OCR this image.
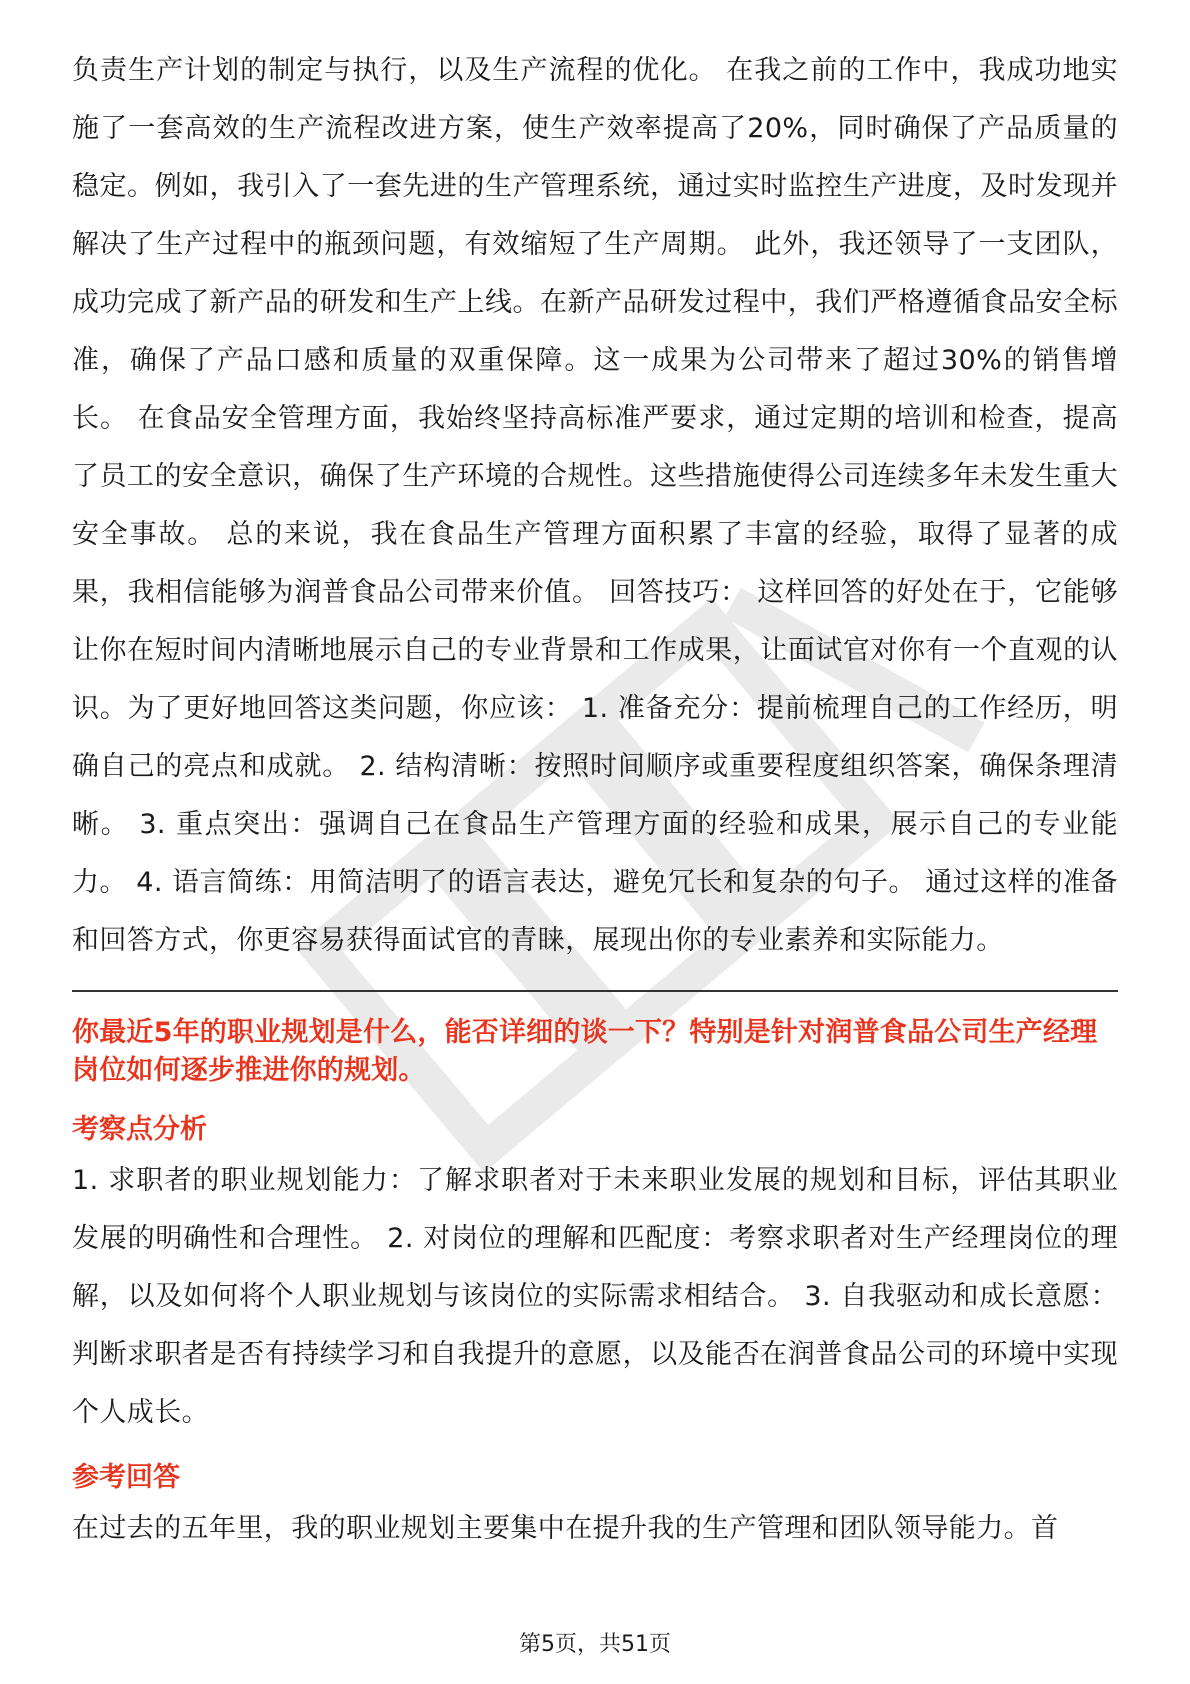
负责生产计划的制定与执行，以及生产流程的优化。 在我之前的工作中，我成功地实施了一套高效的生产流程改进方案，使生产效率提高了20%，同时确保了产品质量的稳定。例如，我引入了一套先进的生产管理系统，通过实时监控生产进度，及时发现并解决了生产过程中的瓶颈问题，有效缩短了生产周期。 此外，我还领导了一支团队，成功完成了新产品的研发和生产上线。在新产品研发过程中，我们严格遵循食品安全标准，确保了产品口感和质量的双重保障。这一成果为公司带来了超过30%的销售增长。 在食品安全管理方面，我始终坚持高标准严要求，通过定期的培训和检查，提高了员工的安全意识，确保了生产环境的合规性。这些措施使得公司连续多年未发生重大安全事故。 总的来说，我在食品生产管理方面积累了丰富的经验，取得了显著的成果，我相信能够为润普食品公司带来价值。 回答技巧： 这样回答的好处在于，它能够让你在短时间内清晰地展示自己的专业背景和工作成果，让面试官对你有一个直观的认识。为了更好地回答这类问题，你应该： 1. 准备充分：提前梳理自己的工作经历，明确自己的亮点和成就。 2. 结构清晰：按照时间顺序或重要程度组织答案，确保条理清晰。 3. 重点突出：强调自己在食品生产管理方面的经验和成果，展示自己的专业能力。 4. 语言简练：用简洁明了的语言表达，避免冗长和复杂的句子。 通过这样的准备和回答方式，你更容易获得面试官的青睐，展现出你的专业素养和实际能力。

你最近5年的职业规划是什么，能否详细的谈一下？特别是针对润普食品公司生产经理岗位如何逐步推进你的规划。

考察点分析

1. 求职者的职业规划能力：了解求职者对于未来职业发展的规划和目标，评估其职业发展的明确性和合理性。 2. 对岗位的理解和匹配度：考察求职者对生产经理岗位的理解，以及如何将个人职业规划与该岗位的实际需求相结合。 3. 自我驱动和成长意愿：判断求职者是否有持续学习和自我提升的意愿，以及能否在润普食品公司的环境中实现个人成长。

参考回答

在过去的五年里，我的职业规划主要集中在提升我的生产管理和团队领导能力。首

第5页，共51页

--- Request ---
Quote the data exactly, leaving every image out of the copy.

--- Completed task ---
OCR this image.
负责生产计划的制定与执行，以及生产流程的优化。 在我之前的工作中，我成功地实施了一套高效的生产流程改进方案，使生产效率提高了20%，同时确保了产品质量的稳定。例如，我引入了一套先进的生产管理系统，通过实时监控生产进度，及时发现并解决了生产过程中的瓶颈问题，有效缩短了生产周期。 此外，我还领导了一支团队，成功完成了新产品的研发和生产上线。在新产品研发过程中，我们严格遵循食品安全标准，确保了产品口感和质量的双重保障。这一成果为公司带来了超过30%的销售增长。 在食品安全管理方面，我始终坚持高标准严要求，通过定期的培训和检查，提高了员工的安全意识，确保了生产环境的合规性。这些措施使得公司连续多年未发生重大安全事故。 总的来说，我在食品生产管理方面积累了丰富的经验，取得了显著的成果，我相信能够为润普食品公司带来价值。 回答技巧： 这样回答的好处在于，它能够让你在短时间内清晰地展示自己的专业背景和工作成果，让面试官对你有一个直观的认识。为了更好地回答这类问题，你应该： 1. 准备充分：提前梳理自己的工作经历，明确自己的亮点和成就。 2. 结构清晰：按照时间顺序或重要程度组织答案，确保条理清晰。 3. 重点突出：强调自己在食品生产管理方面的经验和成果，展示自己的专业能力。 4. 语言简练：用简洁明了的语言表达，避免冗长和复杂的句子。 通过这样的准备和回答方式，你更容易获得面试官的青睐，展现出你的专业素养和实际能力。

你最近5年的职业规划是什么，能否详细的谈一下？特别是针对润普食品公司生产经理岗位如何逐步推进你的规划。

考察点分析

1. 求职者的职业规划能力：了解求职者对于未来职业发展的规划和目标，评估其职业发展的明确性和合理性。 2. 对岗位的理解和匹配度：考察求职者对生产经理岗位的理解，以及如何将个人职业规划与该岗位的实际需求相结合。 3. 自我驱动和成长意愿：判断求职者是否有持续学习和自我提升的意愿，以及能否在润普食品公司的环境中实现个人成长。

参考回答

在过去的五年里，我的职业规划主要集中在提升我的生产管理和团队领导能力。首

第5页，共51页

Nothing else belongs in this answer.